— start of MATERIAL FOR THIS EXERCISE —

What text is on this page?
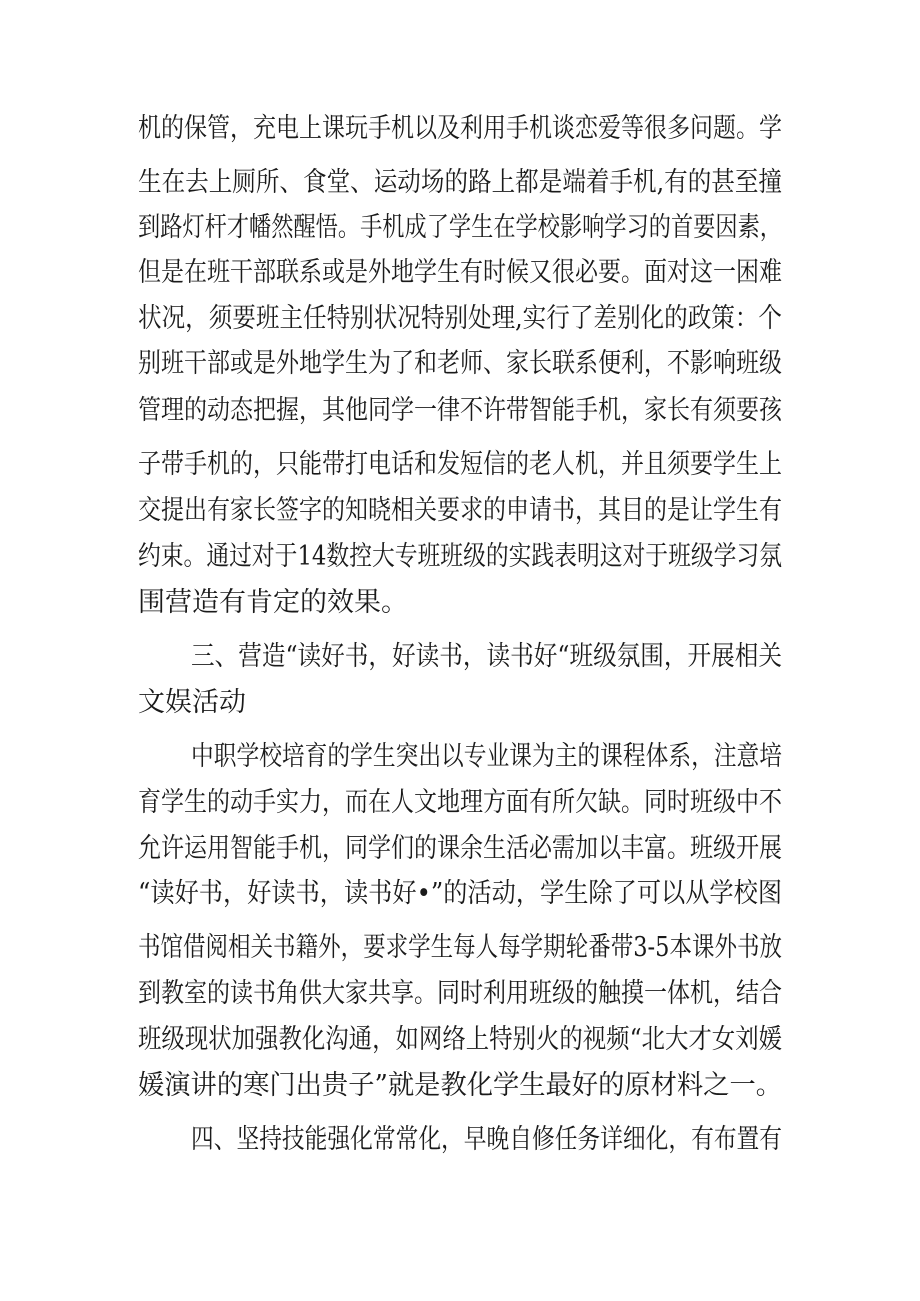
机的保管，充电上课玩手机以及利用手机谈恋爱等很多问题。学
生在去上厕所、食堂、运动场的路上都是端着手机,有的甚至撞
到路灯杆才幡然醒悟。手机成了学生在学校影响学习的首要因素，
但是在班干部联系或是外地学生有时候又很必要。面对这一困难
状况，须要班主任特别状况特别处理,实行了差别化的政策：个
别班干部或是外地学生为了和老师、家长联系便利，不影响班级
管理的动态把握，其他同学一律不许带智能手机，家长有须要孩
子带手机的，只能带打电话和发短信的老人机，并且须要学生上
交提出有家长签字的知晓相关要求的申请书，其目的是让学生有
约束。通过对于14数控大专班班级的实践表明这对于班级学习氛
围营造有肯定的效果。
三、营造“读好书，好读书，读书好“班级氛围，开展相关
文娱活动
中职学校培育的学生突出以专业课为主的课程体系，注意培
育学生的动手实力，而在人文地理方面有所欠缺。同时班级中不
允许运用智能手机，同学们的课余生活必需加以丰富。班级开展
“读好书，好读书，读书好•”的活动，学生除了可以从学校图
书馆借阅相关书籍外，要求学生每人每学期轮番带3-5本课外书放
到教室的读书角供大家共享。同时利用班级的触摸一体机，结合
班级现状加强教化沟通，如网络上特别火的视频“北大才女刘媛
媛演讲的寒门出贵子”就是教化学生最好的原材料之一。
四、坚持技能强化常常化，早晚自修任务详细化，有布置有
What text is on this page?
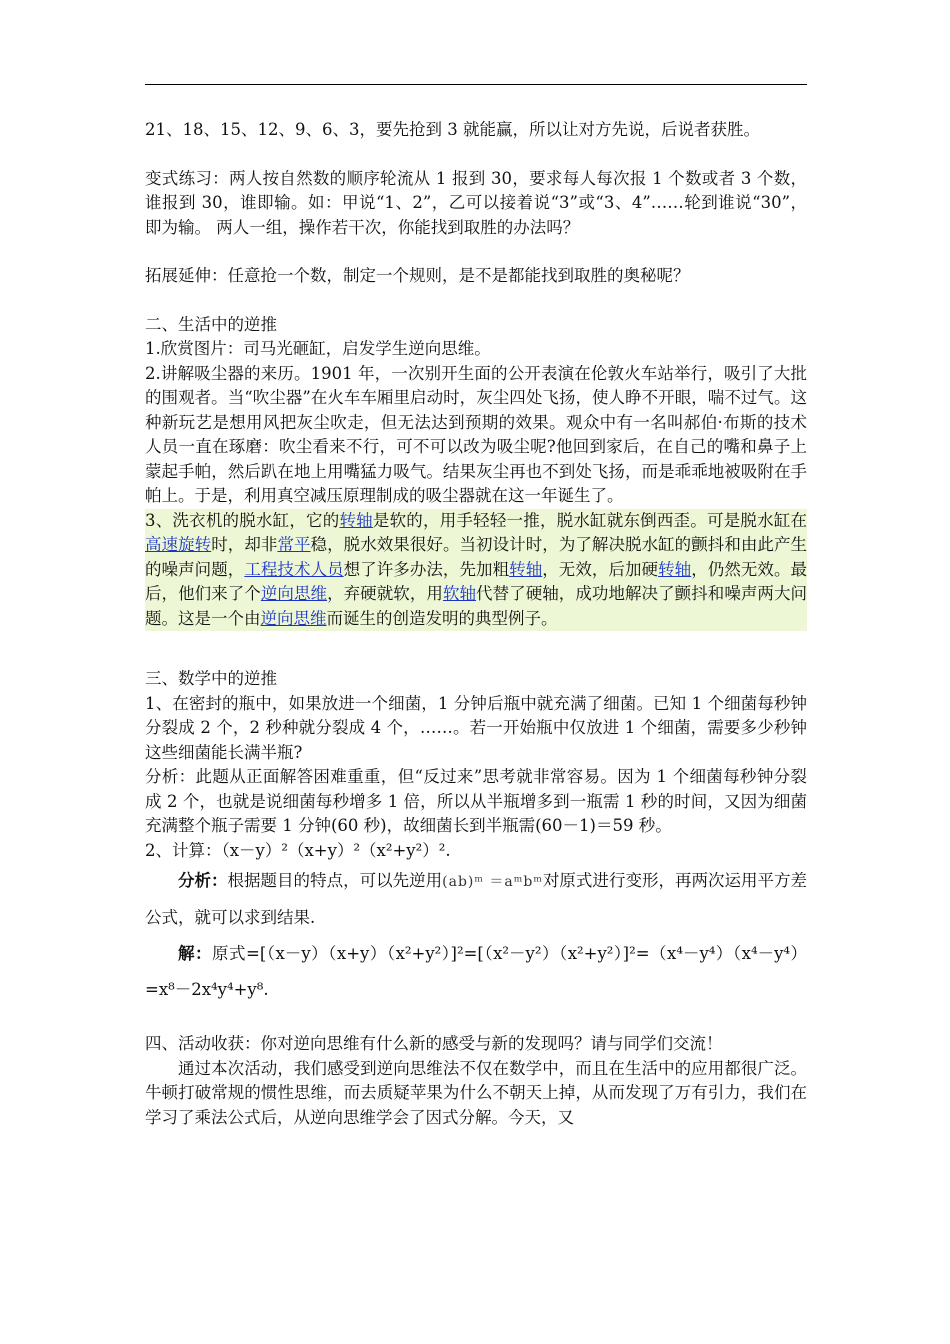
21、18、15、12、9、6、3，要先抢到 3 就能赢，所以让对方先说，后说者获胜。

变式练习：两人按自然数的顺序轮流从 1 报到 30，要求每人每次报 1 个数或者 3 个数，谁报到 30，谁即输。如：甲说“1、2”，乙可以接着说“3”或“3、4”……轮到谁说“30”，即为输。 两人一组，操作若干次，你能找到取胜的办法吗？

拓展延伸：任意抢一个数，制定一个规则，是不是都能找到取胜的奥秘呢？

二、生活中的逆推

1.欣赏图片：司马光砸缸，启发学生逆向思维。

2.讲解吸尘器的来历。1901 年，一次别开生面的公开表演在伦敦火车站举行，吸引了大批的围观者。当“吹尘器”在火车车厢里启动时，灰尘四处飞扬，使人睁不开眼，喘不过气。这种新玩艺是想用风把灰尘吹走，但无法达到预期的效果。观众中有一名叫郝伯·布斯的技术人员一直在琢磨：吹尘看来不行，可不可以改为吸尘呢?他回到家后，在自己的嘴和鼻子上蒙起手帕，然后趴在地上用嘴猛力吸气。结果灰尘再也不到处飞扬，而是乖乖地被吸附在手帕上。于是，利用真空减压原理制成的吸尘器就在这一年诞生了。

3、洗衣机的脱水缸，它的转轴是软的，用手轻轻一推，脱水缸就东倒西歪。可是脱水缸在高速旋转时，却非常平稳，脱水效果很好。当初设计时，为了解决脱水缸的颤抖和由此产生的噪声问题，工程技术人员想了许多办法，先加粗转轴，无效，后加硬转轴，仍然无效。最后，他们来了个逆向思维，弃硬就软，用软轴代替了硬轴，成功地解决了颤抖和噪声两大问题。这是一个由逆向思维而诞生的创造发明的典型例子。

三、数学中的逆推

1、在密封的瓶中，如果放进一个细菌，1 分钟后瓶中就充满了细菌。已知 1 个细菌每秒钟分裂成 2 个，2 秒种就分裂成 4 个，……。若一开始瓶中仅放进 1 个细菌，需要多少秒钟这些细菌能长满半瓶?

分析：此题从正面解答困难重重，但“反过来”思考就非常容易。因为 1 个细菌每秒钟分裂成 2 个，也就是说细菌每秒增多 1 倍，所以从半瓶增多到一瓶需 1 秒的时间，又因为细菌充满整个瓶子需要 1 分钟(60 秒)，故细菌长到半瓶需(60－1)＝59 秒。

2、计算：（x－y）²（x+y）²（x²+y²）².

分析：根据题目的特点，可以先逆用(ab)ᵐ ＝aᵐbᵐ对原式进行变形，再两次运用平方差公式，就可以求到结果.

解：原式=[（x－y）（x+y）（x²+y²）]²=[（x²－y²）（x²+y²）]²=（x⁴－y⁴）（x⁴－y⁴）=x⁸－2x⁴y⁴+y⁸.

四、活动收获：你对逆向思维有什么新的感受与新的发现吗？请与同学们交流！

通过本次活动，我们感受到逆向思维法不仅在数学中，而且在生活中的应用都很广泛。牛顿打破常规的惯性思维，而去质疑苹果为什么不朝天上掉，从而发现了万有引力，我们在学习了乘法公式后，从逆向思维学会了因式分解。今天，又
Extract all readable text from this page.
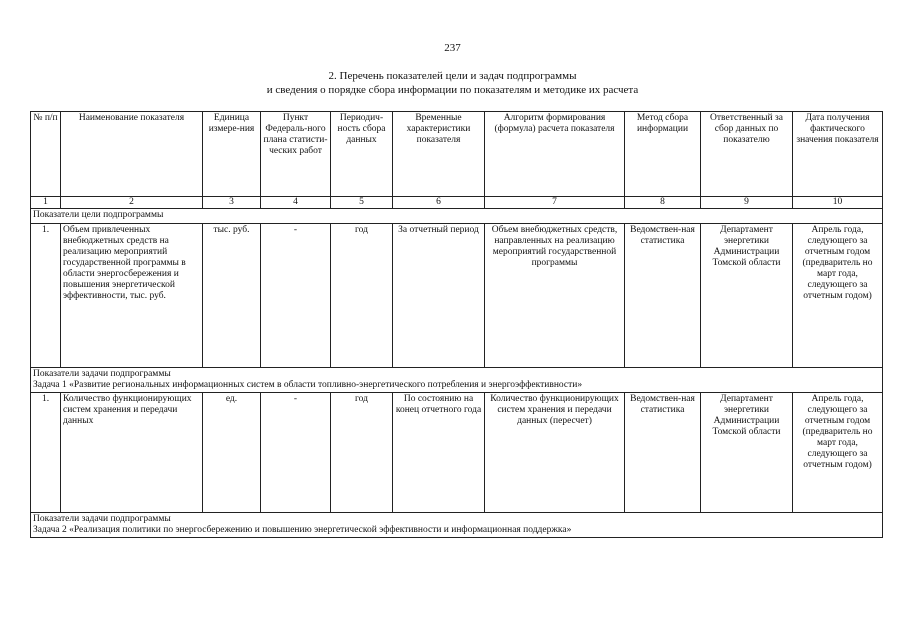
237
2. Перечень показателей цели и задач подпрограммы
и сведения о порядке сбора информации по показателям и методике их расчета
№ п/п	Наименование показателя	Единица измере-ния	Пункт Федераль-ного плана статисти-ческих работ	Периодич-ность сбора данных	Временные характеристики показателя	Алгоритм формирования (формула) расчета показателя	Метод сбора информации	Ответственный за сбор данных по показателю	Дата получения фактического значения показателя
1	2	3	4	5	6	7	8	9	10
Показатели цели подпрограммы									
1.	Объем привлеченных внебюджетных средств на реализацию мероприятий государственной программы в области энергосбережения и повышения энергетической эффективности, тыс. руб.	тыс. руб.	-	год	За отчетный период	Объем внебюджетных средств, направленных на реализацию мероприятий государственной программы	Ведомствен-ная статистика	Департамент энергетики Администрации Томской области	Апрель года, следующего за отчетным годом (предваритель но март года, следующего за отчетным годом)

Показатели задачи подпрограммы
Задача 1 «Развитие региональных информационных систем в области топливно-энергетического потребления и энергоэффективности»									

1.	Количество функционирующих систем хранения и передачи данных	ед.	-	год	По состоянию на конец отчетного года	Количество функционирующих систем хранения и передачи данных (пересчет)	Ведомствен-ная статистика	Департамент энергетики Администрации Томской области	Апрель года, следующего за отчетным годом (предваритель но март года, следующего за отчетным годом)

Показатели задачи подпрограммы
Задача 2 «Реализация политики по энергосбережению и повышению энергетической эффективности и информационная поддержка»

— end of MATERIAL FOR THIS EXERCISE —

All of the material above needs to be restated exactly, with no pictures.

What text is on this page?
机的保管，充电上课玩手机以及利用手机谈恋爱等很多问题。学
生在去上厕所、食堂、运动场的路上都是端着手机,有的甚至撞
到路灯杆才幡然醒悟。手机成了学生在学校影响学习的首要因素，
但是在班干部联系或是外地学生有时候又很必要。面对这一困难
状况，须要班主任特别状况特别处理,实行了差别化的政策：个
别班干部或是外地学生为了和老师、家长联系便利，不影响班级
管理的动态把握，其他同学一律不许带智能手机，家长有须要孩
子带手机的，只能带打电话和发短信的老人机，并且须要学生上
交提出有家长签字的知晓相关要求的申请书，其目的是让学生有
约束。通过对于14数控大专班班级的实践表明这对于班级学习氛
围营造有肯定的效果。
三、营造“读好书，好读书，读书好“班级氛围，开展相关
文娱活动
中职学校培育的学生突出以专业课为主的课程体系，注意培
育学生的动手实力，而在人文地理方面有所欠缺。同时班级中不
允许运用智能手机，同学们的课余生活必需加以丰富。班级开展
“读好书，好读书，读书好•”的活动，学生除了可以从学校图
书馆借阅相关书籍外，要求学生每人每学期轮番带3-5本课外书放
到教室的读书角供大家共享。同时利用班级的触摸一体机，结合
班级现状加强教化沟通，如网络上特别火的视频“北大才女刘媛
媛演讲的寒门出贵子”就是教化学生最好的原材料之一。
四、坚持技能强化常常化，早晚自修任务详细化，有布置有
What text is on this page?
21、18、15、12、9、6、3，要先抢到 3 就能赢，所以让对方先说，后说者获胜。

变式练习：两人按自然数的顺序轮流从 1 报到 30，要求每人每次报 1 个数或者 3 个数，谁报到 30，谁即输。如：甲说“1、2”，乙可以接着说“3”或“3、4”……轮到谁说“30”，即为输。 两人一组，操作若干次，你能找到取胜的办法吗？

拓展延伸：任意抢一个数，制定一个规则，是不是都能找到取胜的奥秘呢？

二、生活中的逆推

1.欣赏图片：司马光砸缸，启发学生逆向思维。

2.讲解吸尘器的来历。1901 年，一次别开生面的公开表演在伦敦火车站举行，吸引了大批的围观者。当“吹尘器”在火车车厢里启动时，灰尘四处飞扬，使人睁不开眼，喘不过气。这种新玩艺是想用风把灰尘吹走，但无法达到预期的效果。观众中有一名叫郝伯·布斯的技术人员一直在琢磨：吹尘看来不行，可不可以改为吸尘呢?他回到家后，在自己的嘴和鼻子上蒙起手帕，然后趴在地上用嘴猛力吸气。结果灰尘再也不到处飞扬，而是乖乖地被吸附在手帕上。于是，利用真空减压原理制成的吸尘器就在这一年诞生了。

3、洗衣机的脱水缸，它的转轴是软的，用手轻轻一推，脱水缸就东倒西歪。可是脱水缸在高速旋转时，却非常平稳，脱水效果很好。当初设计时，为了解决脱水缸的颤抖和由此产生的噪声问题，工程技术人员想了许多办法，先加粗转轴，无效，后加硬转轴，仍然无效。最后，他们来了个逆向思维，弃硬就软，用软轴代替了硬轴，成功地解决了颤抖和噪声两大问题。这是一个由逆向思维而诞生的创造发明的典型例子。

三、数学中的逆推

1、在密封的瓶中，如果放进一个细菌，1 分钟后瓶中就充满了细菌。已知 1 个细菌每秒钟分裂成 2 个，2 秒种就分裂成 4 个，……。若一开始瓶中仅放进 1 个细菌，需要多少秒钟这些细菌能长满半瓶?

分析：此题从正面解答困难重重，但“反过来”思考就非常容易。因为 1 个细菌每秒钟分裂成 2 个，也就是说细菌每秒增多 1 倍，所以从半瓶增多到一瓶需 1 秒的时间，又因为细菌充满整个瓶子需要 1 分钟(60 秒)，故细菌长到半瓶需(60－1)＝59 秒。

2、计算：（x－y）²（x+y）²（x²+y²）².

分析：根据题目的特点，可以先逆用(ab)ᵐ ＝aᵐbᵐ对原式进行变形，再两次运用平方差公式，就可以求到结果.

解：原式=[（x－y）（x+y）（x²+y²）]²=[（x²－y²）（x²+y²）]²=（x⁴－y⁴）（x⁴－y⁴）=x⁸－2x⁴y⁴+y⁸.

四、活动收获：你对逆向思维有什么新的感受与新的发现吗？请与同学们交流！

通过本次活动，我们感受到逆向思维法不仅在数学中，而且在生活中的应用都很广泛。牛顿打破常规的惯性思维，而去质疑苹果为什么不朝天上掉，从而发现了万有引力，我们在学习了乘法公式后，从逆向思维学会了因式分解。今天，又
Extract all readable text from this page.
237
2. Перечень показателей цели и задач подпрограммы
и сведения о порядке сбора информации по показателям и методике их расчета
№ п/п	Наименование показателя	Единица измере-ния	Пункт Федераль-ного плана статисти-ческих работ	Периодич-ность сбора данных	Временные характеристики показателя	Алгоритм формирования (формула) расчета показателя	Метод сбора информации	Ответственный за сбор данных по показателю	Дата получения фактического значения показателя
1	2	3	4	5	6	7	8	9	10
Показатели цели подпрограммы									
1.	Объем привлеченных внебюджетных средств на реализацию мероприятий государственной программы в области энергосбережения и повышения энергетической эффективности, тыс. руб.	тыс. руб.	-	год	За отчетный период	Объем внебюджетных средств, направленных на реализацию мероприятий государственной программы	Ведомствен-ная статистика	Департамент энергетики Администрации Томской области	Апрель года, следующего за отчетным годом (предваритель но март года, следующего за отчетным годом)

Показатели задачи подпрограммы
Задача 1 «Развитие региональных информационных систем в области топливно-энергетического потребления и энергоэффективности»									

1.	Количество функционирующих систем хранения и передачи данных	ед.	-	год	По состоянию на конец отчетного года	Количество функционирующих систем хранения и передачи данных (пересчет)	Ведомствен-ная статистика	Департамент энергетики Администрации Томской области	Апрель года, следующего за отчетным годом (предваритель но март года, следующего за отчетным годом)

Показатели задачи подпрограммы
Задача 2 «Реализация политики по энергосбережению и повышению энергетической эффективности и информационная поддержка»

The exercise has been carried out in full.